**AVAILABLE RECORDS:**
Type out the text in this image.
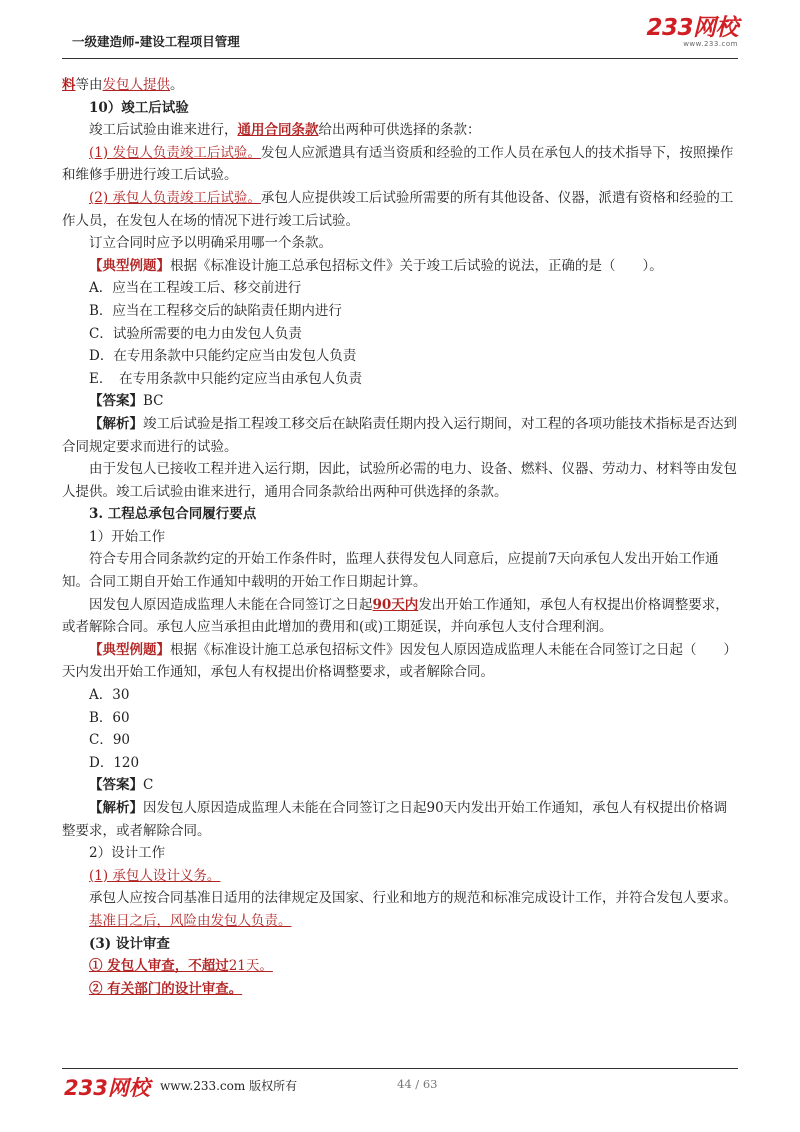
一级建造师-建设工程项目管理
233网校
www.233.com

料等由发包人提供。

10）竣工后试验

竣工后试验由谁来进行，通用合同条款给出两种可供选择的条款：

(1) 发包人负责竣工后试验。发包人应派遣具有适当资质和经验的工作人员在承包人的技术指导下，按照操作和维修手册进行竣工后试验。

(2) 承包人负责竣工后试验。承包人应提供竣工后试验所需要的所有其他设备、仪器，派遣有资格和经验的工作人员，在发包人在场的情况下进行竣工后试验。

订立合同时应予以明确采用哪一个条款。

【典型例题】根据《标准设计施工总承包招标文件》关于竣工后试验的说法，正确的是（　　）。

A．应当在工程竣工后、移交前进行

B．应当在工程移交后的缺陷责任期内进行

C．试验所需要的电力由发包人负责

D．在专用条款中只能约定应当由发包人负责

E．　在专用条款中只能约定应当由承包人负责

【答案】BC

【解析】竣工后试验是指工程竣工移交后在缺陷责任期内投入运行期间，对工程的各项功能技术指标是否达到合同规定要求而进行的试验。

由于发包人已接收工程并进入运行期，因此，试验所必需的电力、设备、燃料、仪器、劳动力、材料等由发包人提供。竣工后试验由谁来进行，通用合同条款给出两种可供选择的条款。

3. 工程总承包合同履行要点

1）开始工作

符合专用合同条款约定的开始工作条件时，监理人获得发包人同意后，应提前7天向承包人发出开始工作通知。合同工期自开始工作通知中载明的开始工作日期起计算。

因发包人原因造成监理人未能在合同签订之日起90天内发出开始工作通知，承包人有权提出价格调整要求，或者解除合同。承包人应当承担由此增加的费用和(或)工期延误，并向承包人支付合理利润。

【典型例题】根据《标准设计施工总承包招标文件》因发包人原因造成监理人未能在合同签订之日起（　　）天内发出开始工作通知，承包人有权提出价格调整要求，或者解除合同。

A．30

B．60

C．90

D．120

【答案】C

【解析】因发包人原因造成监理人未能在合同签订之日起90天内发出开始工作通知，承包人有权提出价格调整要求，或者解除合同。

2）设计工作

(1) 承包人设计义务。

承包人应按合同基准日适用的法律规定及国家、行业和地方的规范和标准完成设计工作，并符合发包人要求。

基准日之后，风险由发包人负责。

(3) 设计审查

① 发包人审查，不超过21天。

② 有关部门的设计审查。

233网校 www.233.com 版权所有	44 / 63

**PROBLEM:**
Count how many lines in the data contain the word "承包人有权提出价格调整要求", giving the number without comment.

**COMPLETE ANSWER:**
3